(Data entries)
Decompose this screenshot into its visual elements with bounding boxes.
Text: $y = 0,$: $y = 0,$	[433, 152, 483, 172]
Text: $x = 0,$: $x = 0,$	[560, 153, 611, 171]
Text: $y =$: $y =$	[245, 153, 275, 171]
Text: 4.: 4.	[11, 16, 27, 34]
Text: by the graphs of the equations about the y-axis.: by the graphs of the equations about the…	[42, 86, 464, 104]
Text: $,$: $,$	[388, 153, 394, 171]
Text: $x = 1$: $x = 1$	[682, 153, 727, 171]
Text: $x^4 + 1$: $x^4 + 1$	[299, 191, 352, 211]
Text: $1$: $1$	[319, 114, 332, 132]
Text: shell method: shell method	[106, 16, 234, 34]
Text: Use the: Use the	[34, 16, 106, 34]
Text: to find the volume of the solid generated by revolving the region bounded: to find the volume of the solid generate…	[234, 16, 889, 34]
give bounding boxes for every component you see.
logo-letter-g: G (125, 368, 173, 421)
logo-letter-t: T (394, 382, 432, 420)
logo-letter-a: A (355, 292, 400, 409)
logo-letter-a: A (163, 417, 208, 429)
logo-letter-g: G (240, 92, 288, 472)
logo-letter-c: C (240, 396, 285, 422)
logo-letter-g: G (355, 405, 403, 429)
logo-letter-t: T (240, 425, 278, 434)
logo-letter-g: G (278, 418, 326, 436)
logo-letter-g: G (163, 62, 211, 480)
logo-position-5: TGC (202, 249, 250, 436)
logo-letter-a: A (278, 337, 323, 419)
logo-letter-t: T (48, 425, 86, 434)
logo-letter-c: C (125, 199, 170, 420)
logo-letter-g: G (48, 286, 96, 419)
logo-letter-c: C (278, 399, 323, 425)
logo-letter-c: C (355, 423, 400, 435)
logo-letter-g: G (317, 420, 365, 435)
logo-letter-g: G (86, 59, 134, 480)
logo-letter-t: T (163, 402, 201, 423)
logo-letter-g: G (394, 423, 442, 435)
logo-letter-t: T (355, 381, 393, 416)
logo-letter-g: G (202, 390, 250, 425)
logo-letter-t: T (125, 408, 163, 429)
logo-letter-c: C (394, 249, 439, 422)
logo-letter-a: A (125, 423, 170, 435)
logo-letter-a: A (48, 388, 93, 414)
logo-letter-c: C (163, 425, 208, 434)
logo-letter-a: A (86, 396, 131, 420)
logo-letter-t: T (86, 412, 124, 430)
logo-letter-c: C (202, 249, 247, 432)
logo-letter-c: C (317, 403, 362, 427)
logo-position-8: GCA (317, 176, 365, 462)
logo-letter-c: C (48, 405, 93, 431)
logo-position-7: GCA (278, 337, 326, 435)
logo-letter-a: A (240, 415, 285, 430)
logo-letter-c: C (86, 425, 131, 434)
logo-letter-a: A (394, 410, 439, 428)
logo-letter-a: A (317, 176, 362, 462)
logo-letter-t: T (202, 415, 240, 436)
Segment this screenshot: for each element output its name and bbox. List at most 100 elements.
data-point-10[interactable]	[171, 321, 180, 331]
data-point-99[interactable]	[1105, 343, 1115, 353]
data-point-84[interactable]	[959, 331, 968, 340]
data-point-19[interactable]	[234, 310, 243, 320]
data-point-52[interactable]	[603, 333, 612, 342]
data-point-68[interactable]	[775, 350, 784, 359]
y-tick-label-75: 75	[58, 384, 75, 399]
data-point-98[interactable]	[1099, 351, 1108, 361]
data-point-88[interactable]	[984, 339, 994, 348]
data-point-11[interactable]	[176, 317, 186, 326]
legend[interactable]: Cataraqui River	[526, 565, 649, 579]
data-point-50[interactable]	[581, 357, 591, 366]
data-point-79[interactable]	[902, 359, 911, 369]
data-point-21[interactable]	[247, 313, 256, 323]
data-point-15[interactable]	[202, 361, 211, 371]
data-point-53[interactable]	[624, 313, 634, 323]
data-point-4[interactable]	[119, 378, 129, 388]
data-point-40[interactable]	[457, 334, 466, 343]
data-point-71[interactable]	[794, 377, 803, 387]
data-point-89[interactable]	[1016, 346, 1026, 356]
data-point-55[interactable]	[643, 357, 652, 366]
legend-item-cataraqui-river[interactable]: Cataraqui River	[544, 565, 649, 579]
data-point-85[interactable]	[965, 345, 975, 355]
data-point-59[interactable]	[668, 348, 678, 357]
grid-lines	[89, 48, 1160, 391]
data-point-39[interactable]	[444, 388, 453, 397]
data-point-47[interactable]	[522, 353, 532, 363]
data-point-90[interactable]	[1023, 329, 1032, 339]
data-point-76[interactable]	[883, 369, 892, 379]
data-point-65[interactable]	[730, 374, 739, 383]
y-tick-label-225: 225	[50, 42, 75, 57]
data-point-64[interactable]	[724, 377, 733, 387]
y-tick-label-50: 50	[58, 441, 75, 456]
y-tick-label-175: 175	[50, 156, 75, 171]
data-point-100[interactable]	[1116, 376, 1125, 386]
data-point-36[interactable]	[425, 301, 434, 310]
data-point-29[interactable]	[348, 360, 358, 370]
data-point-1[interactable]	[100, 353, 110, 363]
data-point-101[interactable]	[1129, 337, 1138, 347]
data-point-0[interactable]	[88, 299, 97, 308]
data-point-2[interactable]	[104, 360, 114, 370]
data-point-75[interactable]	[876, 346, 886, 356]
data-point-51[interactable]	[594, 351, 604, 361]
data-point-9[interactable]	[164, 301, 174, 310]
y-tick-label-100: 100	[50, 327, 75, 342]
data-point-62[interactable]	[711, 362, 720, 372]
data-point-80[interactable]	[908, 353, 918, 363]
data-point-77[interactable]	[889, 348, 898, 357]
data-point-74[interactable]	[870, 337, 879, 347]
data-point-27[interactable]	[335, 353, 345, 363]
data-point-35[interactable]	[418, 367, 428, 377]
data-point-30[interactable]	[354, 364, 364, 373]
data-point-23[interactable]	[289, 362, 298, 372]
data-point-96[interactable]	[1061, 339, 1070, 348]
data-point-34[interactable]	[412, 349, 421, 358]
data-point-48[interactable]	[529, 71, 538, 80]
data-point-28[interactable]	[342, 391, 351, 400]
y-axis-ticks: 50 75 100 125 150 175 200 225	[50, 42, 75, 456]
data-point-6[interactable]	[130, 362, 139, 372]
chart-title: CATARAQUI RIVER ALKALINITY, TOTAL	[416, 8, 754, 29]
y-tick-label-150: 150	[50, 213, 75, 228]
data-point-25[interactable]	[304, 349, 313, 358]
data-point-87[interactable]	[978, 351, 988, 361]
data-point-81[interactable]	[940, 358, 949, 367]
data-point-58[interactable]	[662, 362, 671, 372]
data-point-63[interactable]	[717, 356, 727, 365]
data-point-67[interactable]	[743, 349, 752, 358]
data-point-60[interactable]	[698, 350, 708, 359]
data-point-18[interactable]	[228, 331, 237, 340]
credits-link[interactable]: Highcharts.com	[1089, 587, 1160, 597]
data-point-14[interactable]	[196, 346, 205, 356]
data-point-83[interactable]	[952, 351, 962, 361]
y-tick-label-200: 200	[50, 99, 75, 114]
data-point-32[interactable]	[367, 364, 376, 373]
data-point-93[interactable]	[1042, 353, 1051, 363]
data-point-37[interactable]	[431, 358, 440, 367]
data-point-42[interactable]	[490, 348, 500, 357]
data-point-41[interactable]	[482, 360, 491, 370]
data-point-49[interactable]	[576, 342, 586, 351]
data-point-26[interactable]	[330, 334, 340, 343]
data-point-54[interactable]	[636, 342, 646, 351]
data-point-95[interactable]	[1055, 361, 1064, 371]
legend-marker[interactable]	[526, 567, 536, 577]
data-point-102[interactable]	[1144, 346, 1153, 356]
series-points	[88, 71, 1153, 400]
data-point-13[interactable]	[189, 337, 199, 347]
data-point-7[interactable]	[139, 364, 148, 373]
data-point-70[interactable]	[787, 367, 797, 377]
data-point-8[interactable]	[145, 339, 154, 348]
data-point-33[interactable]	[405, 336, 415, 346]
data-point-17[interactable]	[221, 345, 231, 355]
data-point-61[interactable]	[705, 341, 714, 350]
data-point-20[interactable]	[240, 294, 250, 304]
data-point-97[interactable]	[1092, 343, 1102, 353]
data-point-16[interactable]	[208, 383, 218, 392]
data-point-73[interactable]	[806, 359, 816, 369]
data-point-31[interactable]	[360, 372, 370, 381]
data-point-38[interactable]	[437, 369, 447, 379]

(Exercise goal) Please count the lines in the entries above that contain the word "this". Reply with the number only.

(Answer to the exercise) 2